══ RECORDS SUPPLIED

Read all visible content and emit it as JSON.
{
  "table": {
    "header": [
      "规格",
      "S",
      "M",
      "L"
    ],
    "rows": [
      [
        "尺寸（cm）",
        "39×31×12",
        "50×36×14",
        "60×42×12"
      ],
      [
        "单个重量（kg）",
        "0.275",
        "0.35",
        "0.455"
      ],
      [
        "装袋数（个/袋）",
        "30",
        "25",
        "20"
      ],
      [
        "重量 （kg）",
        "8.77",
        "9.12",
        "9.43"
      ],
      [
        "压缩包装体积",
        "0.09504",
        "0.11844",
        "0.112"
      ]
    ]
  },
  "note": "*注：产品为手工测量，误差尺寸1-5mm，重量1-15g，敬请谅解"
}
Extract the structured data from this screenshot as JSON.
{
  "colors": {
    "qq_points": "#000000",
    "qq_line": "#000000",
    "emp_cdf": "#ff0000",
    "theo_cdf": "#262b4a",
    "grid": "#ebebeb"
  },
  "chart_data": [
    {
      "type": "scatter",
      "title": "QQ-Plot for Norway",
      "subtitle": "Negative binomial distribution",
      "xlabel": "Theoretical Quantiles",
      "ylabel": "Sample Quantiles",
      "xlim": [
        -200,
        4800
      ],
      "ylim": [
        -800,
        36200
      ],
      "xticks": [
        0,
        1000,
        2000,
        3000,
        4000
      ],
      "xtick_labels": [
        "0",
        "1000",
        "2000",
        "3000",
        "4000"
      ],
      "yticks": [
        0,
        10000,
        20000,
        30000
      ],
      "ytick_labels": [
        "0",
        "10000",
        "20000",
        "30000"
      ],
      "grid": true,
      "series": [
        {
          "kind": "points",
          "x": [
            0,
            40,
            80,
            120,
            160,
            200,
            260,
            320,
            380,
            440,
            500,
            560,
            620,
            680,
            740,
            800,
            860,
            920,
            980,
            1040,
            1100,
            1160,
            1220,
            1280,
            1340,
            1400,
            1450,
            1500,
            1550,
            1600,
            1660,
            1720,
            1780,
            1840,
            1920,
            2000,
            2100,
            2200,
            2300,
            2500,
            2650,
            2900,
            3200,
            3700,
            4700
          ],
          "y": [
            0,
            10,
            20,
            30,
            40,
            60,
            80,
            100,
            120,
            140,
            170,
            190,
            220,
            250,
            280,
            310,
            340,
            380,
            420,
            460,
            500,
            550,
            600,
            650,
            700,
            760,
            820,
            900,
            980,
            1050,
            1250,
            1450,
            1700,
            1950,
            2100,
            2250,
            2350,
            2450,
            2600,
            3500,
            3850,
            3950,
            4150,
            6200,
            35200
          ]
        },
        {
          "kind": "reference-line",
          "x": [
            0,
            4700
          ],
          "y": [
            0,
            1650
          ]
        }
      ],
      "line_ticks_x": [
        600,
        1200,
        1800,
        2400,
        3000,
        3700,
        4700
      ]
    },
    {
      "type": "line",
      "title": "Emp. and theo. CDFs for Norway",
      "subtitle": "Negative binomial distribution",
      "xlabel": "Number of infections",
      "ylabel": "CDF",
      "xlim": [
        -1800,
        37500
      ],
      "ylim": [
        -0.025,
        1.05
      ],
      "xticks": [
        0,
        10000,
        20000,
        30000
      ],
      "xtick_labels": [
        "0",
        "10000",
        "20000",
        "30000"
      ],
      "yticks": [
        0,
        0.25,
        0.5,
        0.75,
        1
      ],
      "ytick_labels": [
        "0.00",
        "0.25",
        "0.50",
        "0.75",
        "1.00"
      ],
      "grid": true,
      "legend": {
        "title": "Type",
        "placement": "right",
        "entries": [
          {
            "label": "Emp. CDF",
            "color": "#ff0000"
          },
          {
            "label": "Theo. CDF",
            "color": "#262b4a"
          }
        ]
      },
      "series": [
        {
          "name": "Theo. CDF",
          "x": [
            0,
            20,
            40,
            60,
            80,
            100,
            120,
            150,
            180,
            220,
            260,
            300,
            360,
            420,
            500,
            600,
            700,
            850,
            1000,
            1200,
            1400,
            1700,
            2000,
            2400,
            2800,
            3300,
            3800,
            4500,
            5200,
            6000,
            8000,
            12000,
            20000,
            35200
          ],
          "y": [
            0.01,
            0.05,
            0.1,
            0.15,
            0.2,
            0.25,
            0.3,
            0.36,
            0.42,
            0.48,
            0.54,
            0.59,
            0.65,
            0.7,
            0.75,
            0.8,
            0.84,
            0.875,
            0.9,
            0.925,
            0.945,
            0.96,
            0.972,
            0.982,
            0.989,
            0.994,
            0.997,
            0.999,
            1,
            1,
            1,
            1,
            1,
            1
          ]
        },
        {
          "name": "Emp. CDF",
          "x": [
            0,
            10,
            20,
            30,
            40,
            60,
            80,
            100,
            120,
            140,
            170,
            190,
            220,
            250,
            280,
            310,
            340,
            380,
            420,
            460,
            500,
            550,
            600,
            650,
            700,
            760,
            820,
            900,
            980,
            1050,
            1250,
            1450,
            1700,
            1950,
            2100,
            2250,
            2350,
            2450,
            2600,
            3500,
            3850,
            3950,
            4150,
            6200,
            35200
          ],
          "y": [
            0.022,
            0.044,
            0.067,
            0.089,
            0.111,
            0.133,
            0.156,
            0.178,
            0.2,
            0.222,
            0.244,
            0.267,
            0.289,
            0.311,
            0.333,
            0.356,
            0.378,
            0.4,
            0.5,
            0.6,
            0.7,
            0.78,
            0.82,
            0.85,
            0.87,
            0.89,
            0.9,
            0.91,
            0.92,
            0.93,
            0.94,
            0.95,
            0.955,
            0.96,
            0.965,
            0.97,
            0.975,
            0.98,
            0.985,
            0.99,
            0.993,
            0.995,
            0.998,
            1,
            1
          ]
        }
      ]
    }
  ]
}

════

_AIM:_
Copy out the full set of records precisely, leaving nothing out.

_RESPONSE TO THE TASK:_
Read all visible content and emit it as JSON.
{
  "table": {
    "header": [
      "规格",
      "S",
      "M",
      "L"
    ],
    "rows": [
      [
        "尺寸（cm）",
        "39×31×12",
        "50×36×14",
        "60×42×12"
      ],
      [
        "单个重量（kg）",
        "0.275",
        "0.35",
        "0.455"
      ],
      [
        "装袋数（个/袋）",
        "30",
        "25",
        "20"
      ],
      [
        "重量 （kg）",
        "8.77",
        "9.12",
        "9.43"
      ],
      [
        "压缩包装体积",
        "0.09504",
        "0.11844",
        "0.112"
      ]
    ]
  },
  "note": "*注：产品为手工测量，误差尺寸1-5mm，重量1-15g，敬请谅解"
}
Extract the structured data from this screenshot as JSON.
{
  "colors": {
    "qq_points": "#000000",
    "qq_line": "#000000",
    "emp_cdf": "#ff0000",
    "theo_cdf": "#262b4a",
    "grid": "#ebebeb"
  },
  "chart_data": [
    {
      "type": "scatter",
      "title": "QQ-Plot for Norway",
      "subtitle": "Negative binomial distribution",
      "xlabel": "Theoretical Quantiles",
      "ylabel": "Sample Quantiles",
      "xlim": [
        -200,
        4800
      ],
      "ylim": [
        -800,
        36200
      ],
      "xticks": [
        0,
        1000,
        2000,
        3000,
        4000
      ],
      "xtick_labels": [
        "0",
        "1000",
        "2000",
        "3000",
        "4000"
      ],
      "yticks": [
        0,
        10000,
        20000,
        30000
      ],
      "ytick_labels": [
        "0",
        "10000",
        "20000",
        "30000"
      ],
      "grid": true,
      "series": [
        {
          "kind": "points",
          "x": [
            0,
            40,
            80,
            120,
            160,
            200,
            260,
            320,
            380,
            440,
            500,
            560,
            620,
            680,
            740,
            800,
            860,
            920,
            980,
            1040,
            1100,
            1160,
            1220,
            1280,
            1340,
            1400,
            1450,
            1500,
            1550,
            1600,
            1660,
            1720,
            1780,
            1840,
            1920,
            2000,
            2100,
            2200,
            2300,
            2500,
            2650,
            2900,
            3200,
            3700,
            4700
          ],
          "y": [
            0,
            10,
            20,
            30,
            40,
            60,
            80,
            100,
            120,
            140,
            170,
            190,
            220,
            250,
            280,
            310,
            340,
            380,
            420,
            460,
            500,
            550,
            600,
            650,
            700,
            760,
            820,
            900,
            980,
            1050,
            1250,
            1450,
            1700,
            1950,
            2100,
            2250,
            2350,
            2450,
            2600,
            3500,
            3850,
            3950,
            4150,
            6200,
            35200
          ]
        },
        {
          "kind": "reference-line",
          "x": [
            0,
            4700
          ],
          "y": [
            0,
            1650
          ]
        }
      ],
      "line_ticks_x": [
        600,
        1200,
        1800,
        2400,
        3000,
        3700,
        4700
      ]
    },
    {
      "type": "line",
      "title": "Emp. and theo. CDFs for Norway",
      "subtitle": "Negative binomial distribution",
      "xlabel": "Number of infections",
      "ylabel": "CDF",
      "xlim": [
        -1800,
        37500
      ],
      "ylim": [
        -0.025,
        1.05
      ],
      "xticks": [
        0,
        10000,
        20000,
        30000
      ],
      "xtick_labels": [
        "0",
        "10000",
        "20000",
        "30000"
      ],
      "yticks": [
        0,
        0.25,
        0.5,
        0.75,
        1
      ],
      "ytick_labels": [
        "0.00",
        "0.25",
        "0.50",
        "0.75",
        "1.00"
      ],
      "grid": true,
      "legend": {
        "title": "Type",
        "placement": "right",
        "entries": [
          {
            "label": "Emp. CDF",
            "color": "#ff0000"
          },
          {
            "label": "Theo. CDF",
            "color": "#262b4a"
          }
        ]
      },
      "series": [
        {
          "name": "Theo. CDF",
          "x": [
            0,
            20,
            40,
            60,
            80,
            100,
            120,
            150,
            180,
            220,
            260,
            300,
            360,
            420,
            500,
            600,
            700,
            850,
            1000,
            1200,
            1400,
            1700,
            2000,
            2400,
            2800,
            3300,
            3800,
            4500,
            5200,
            6000,
            8000,
            12000,
            20000,
            35200
          ],
          "y": [
            0.01,
            0.05,
            0.1,
            0.15,
            0.2,
            0.25,
            0.3,
            0.36,
            0.42,
            0.48,
            0.54,
            0.59,
            0.65,
            0.7,
            0.75,
            0.8,
            0.84,
            0.875,
            0.9,
            0.925,
            0.945,
            0.96,
            0.972,
            0.982,
            0.989,
            0.994,
            0.997,
            0.999,
            1,
            1,
            1,
            1,
            1,
            1
          ]
        },
        {
          "name": "Emp. CDF",
          "x": [
            0,
            10,
            20,
            30,
            40,
            60,
            80,
            100,
            120,
            140,
            170,
            190,
            220,
            250,
            280,
            310,
            340,
            380,
            420,
            460,
            500,
            550,
            600,
            650,
            700,
            760,
            820,
            900,
            980,
            1050,
            1250,
            1450,
            1700,
            1950,
            2100,
            2250,
            2350,
            2450,
            2600,
            3500,
            3850,
            3950,
            4150,
            6200,
            35200
          ],
          "y": [
            0.022,
            0.044,
            0.067,
            0.089,
            0.111,
            0.133,
            0.156,
            0.178,
            0.2,
            0.222,
            0.244,
            0.267,
            0.289,
            0.311,
            0.333,
            0.356,
            0.378,
            0.4,
            0.5,
            0.6,
            0.7,
            0.78,
            0.82,
            0.85,
            0.87,
            0.89,
            0.9,
            0.91,
            0.92,
            0.93,
            0.94,
            0.95,
            0.955,
            0.96,
            0.965,
            0.97,
            0.975,
            0.98,
            0.985,
            0.99,
            0.993,
            0.995,
            0.998,
            1,
            1
          ]
        }
      ]
    }
  ]
}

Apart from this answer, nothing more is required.